▶ [Information provided]
§ §

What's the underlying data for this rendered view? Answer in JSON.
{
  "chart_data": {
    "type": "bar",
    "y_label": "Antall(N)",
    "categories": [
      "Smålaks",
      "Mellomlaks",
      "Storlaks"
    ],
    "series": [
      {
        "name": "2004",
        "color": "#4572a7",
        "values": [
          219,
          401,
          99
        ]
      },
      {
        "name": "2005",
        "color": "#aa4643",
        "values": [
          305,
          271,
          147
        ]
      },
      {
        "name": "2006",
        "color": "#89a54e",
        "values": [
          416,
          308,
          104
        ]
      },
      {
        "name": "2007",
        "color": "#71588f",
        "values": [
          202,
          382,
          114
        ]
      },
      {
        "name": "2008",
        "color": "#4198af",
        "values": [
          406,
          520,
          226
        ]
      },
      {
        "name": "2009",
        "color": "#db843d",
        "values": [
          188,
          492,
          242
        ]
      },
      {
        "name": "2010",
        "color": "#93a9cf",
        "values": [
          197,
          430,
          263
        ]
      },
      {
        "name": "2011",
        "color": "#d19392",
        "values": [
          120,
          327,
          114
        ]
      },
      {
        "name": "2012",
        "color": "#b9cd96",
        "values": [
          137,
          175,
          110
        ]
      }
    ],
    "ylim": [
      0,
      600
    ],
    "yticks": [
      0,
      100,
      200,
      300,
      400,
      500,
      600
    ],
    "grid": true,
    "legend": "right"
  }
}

§ §

▶ [Exercise aim] Show every line that contains the word "name".

▶ [Response to this exercise]
        "name": "2004",
        "name": "2005",
        "name": "2006",
        "name": "2007",
        "name": "2008",
        "name": "2009",
        "name": "2010",
        "name": "2011",
        "name": "2012",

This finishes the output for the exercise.